>> begin GIVEN ENTRIES

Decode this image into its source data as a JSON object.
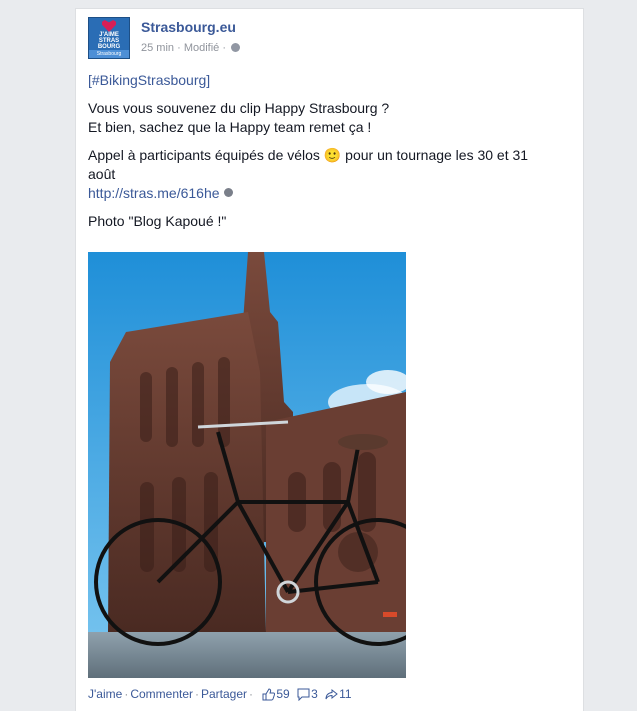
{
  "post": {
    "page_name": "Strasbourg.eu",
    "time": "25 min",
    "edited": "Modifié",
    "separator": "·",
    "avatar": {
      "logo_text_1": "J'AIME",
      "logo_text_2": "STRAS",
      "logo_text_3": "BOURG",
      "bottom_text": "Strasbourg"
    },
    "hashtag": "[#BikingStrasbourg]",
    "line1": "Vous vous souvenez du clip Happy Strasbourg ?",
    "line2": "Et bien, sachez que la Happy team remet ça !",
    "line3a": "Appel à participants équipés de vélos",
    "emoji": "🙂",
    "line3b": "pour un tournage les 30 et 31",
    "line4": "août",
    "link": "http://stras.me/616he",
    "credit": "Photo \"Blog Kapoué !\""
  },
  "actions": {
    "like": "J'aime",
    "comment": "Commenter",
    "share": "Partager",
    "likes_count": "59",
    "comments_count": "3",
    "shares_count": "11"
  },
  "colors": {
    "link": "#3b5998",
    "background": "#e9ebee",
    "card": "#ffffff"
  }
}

>> end GIVEN ENTRIES
>> begin GIVEN ENTRIES

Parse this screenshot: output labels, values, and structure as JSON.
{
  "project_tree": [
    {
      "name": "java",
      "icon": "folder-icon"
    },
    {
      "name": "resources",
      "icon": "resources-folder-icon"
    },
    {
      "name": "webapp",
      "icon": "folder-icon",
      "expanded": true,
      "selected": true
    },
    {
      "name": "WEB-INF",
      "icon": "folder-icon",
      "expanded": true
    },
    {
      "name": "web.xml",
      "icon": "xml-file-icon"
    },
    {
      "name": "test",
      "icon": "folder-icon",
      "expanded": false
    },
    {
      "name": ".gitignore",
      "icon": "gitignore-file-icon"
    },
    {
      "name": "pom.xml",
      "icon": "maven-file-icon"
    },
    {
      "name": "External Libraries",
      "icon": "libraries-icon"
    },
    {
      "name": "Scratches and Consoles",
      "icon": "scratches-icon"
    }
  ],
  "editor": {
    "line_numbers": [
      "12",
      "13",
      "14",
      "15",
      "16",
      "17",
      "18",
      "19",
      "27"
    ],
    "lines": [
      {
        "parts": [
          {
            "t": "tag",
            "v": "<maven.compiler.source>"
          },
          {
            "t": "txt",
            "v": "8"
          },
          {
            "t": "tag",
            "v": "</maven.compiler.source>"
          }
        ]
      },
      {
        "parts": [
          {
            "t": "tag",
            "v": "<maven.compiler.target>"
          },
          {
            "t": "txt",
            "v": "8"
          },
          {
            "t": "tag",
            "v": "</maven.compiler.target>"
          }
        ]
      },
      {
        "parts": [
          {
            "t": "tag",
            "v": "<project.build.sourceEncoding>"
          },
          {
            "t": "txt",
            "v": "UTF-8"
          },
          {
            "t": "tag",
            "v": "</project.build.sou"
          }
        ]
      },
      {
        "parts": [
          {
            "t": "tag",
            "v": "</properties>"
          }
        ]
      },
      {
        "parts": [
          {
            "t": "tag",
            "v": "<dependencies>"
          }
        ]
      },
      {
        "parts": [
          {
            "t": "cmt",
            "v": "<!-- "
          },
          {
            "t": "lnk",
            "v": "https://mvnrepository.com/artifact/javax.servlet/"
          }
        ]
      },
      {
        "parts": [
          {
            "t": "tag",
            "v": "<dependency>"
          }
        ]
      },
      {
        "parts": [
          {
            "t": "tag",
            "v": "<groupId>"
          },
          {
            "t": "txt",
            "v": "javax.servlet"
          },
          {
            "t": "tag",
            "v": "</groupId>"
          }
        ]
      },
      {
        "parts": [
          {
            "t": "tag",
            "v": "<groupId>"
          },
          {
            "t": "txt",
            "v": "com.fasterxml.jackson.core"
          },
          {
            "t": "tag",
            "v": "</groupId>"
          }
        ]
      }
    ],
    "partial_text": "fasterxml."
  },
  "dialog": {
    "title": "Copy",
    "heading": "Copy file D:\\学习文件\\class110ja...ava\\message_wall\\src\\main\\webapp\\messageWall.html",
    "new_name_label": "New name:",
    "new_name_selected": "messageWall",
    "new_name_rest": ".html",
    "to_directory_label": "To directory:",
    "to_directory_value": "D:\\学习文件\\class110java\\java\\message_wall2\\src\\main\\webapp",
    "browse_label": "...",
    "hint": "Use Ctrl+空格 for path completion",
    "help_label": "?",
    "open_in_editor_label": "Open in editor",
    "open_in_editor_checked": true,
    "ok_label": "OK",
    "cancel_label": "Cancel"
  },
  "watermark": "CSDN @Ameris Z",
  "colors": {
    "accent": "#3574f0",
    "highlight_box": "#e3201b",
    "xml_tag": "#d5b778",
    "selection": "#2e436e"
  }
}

>> end GIVEN ENTRIES
>> begin GIVEN ENTRIES

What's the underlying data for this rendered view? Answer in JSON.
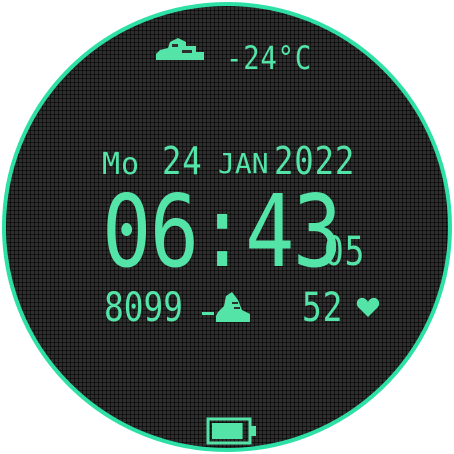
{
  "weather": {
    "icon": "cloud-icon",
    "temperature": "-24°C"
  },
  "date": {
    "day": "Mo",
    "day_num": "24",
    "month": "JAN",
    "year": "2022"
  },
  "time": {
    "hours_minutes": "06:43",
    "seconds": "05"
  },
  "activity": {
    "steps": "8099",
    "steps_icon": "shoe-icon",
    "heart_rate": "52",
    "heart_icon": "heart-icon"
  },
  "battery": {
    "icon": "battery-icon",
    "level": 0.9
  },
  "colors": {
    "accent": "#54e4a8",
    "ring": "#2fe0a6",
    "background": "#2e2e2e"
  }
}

>> end GIVEN ENTRIES

*TASK OBJECTIVE:*
Filter the listing above by the word "学习文件"; copy each line that passes.

*FINISHED TASK:*
    "heading": "Copy file D:\\学习文件\\class110ja...ava\\message_wall\\src\\main\\webapp\\messageWall.html",
    "to_directory_value": "D:\\学习文件\\class110java\\java\\message_wall2\\src\\main\\webapp",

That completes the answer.